[start]

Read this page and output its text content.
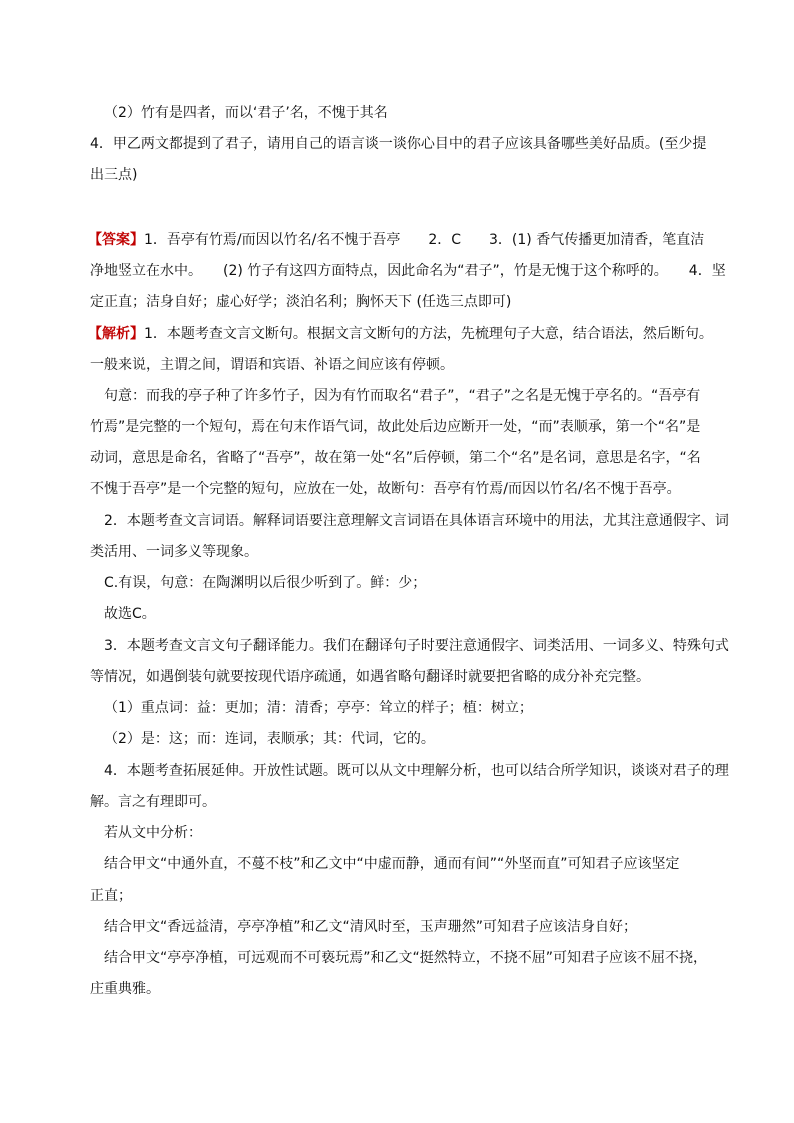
（2）竹有是四者，而以‘君子’名，不愧于其名
4．甲乙两文都提到了君子，请用自己的语言谈一谈你心目中的君子应该具备哪些美好品质。(至少提
出三点)
【答案】1．吾亭有竹焉/而因以竹名/名不愧于吾亭　　2．C　　3．(1) 香气传播更加清香，笔直洁
净地竖立在水中。　　(2) 竹子有这四方面特点，因此命名为“君子”，竹是无愧于这个称呼的。　　4．坚
定正直；洁身自好；虚心好学；淡泊名利；胸怀天下 (任选三点即可)
【解析】1．本题考查文言文断句。根据文言文断句的方法，先梳理句子大意，结合语法，然后断句。
一般来说，主谓之间，谓语和宾语、补语之间应该有停顿。
句意：而我的亭子种了许多竹子，因为有竹而取名“君子”，“君子”之名是无愧于亭名的。“吾亭有
竹焉”是完整的一个短句，焉在句末作语气词，故此处后边应断开一处，“而”表顺承，第一个“名”是
动词，意思是命名，省略了“吾亭”，故在第一处“名”后停顿，第二个“名”是名词，意思是名字，“名
不愧于吾亭”是一个完整的短句，应放在一处，故断句：吾亭有竹焉/而因以竹名/名不愧于吾亭。
2．本题考查文言词语。解释词语要注意理解文言词语在具体语言环境中的用法，尤其注意通假字、词
类活用、一词多义等现象。
C.有误，句意：在陶渊明以后很少听到了。鲜：少；
故选C。
3．本题考查文言文句子翻译能力。我们在翻译句子时要注意通假字、词类活用、一词多义、特殊句式
等情况，如遇倒装句就要按现代语序疏通，如遇省略句翻译时就要把省略的成分补充完整。
（1）重点词：益：更加；清：清香；亭亭：耸立的样子；植：树立；
（2）是：这；而：连词，表顺承；其：代词，它的。
4．本题考查拓展延伸。开放性试题。既可以从文中理解分析，也可以结合所学知识，谈谈对君子的理
解。言之有理即可。
若从文中分析：
结合甲文“中通外直，不蔓不枝”和乙文中“中虚而静，通而有间”“外坚而直”可知君子应该坚定
正直；
结合甲文“香远益清，亭亭净植”和乙文“清风时至，玉声珊然”可知君子应该洁身自好；
结合甲文“亭亭净植，可远观而不可亵玩焉”和乙文“挺然特立，不挠不屈”可知君子应该不屈不挠，
庄重典雅。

[end]

» YOUR TASK: Copy out all lines above that include the string "结合甲文".

» SOLUTION TO THIS PROBLEM:
结合甲文“中通外直，不蔓不枝”和乙文中“中虚而静，通而有间”“外坚而直”可知君子应该坚定
结合甲文“香远益清，亭亭净植”和乙文“清风时至，玉声珊然”可知君子应该洁身自好；
结合甲文“亭亭净植，可远观而不可亵玩焉”和乙文“挺然特立，不挠不屈”可知君子应该不屈不挠，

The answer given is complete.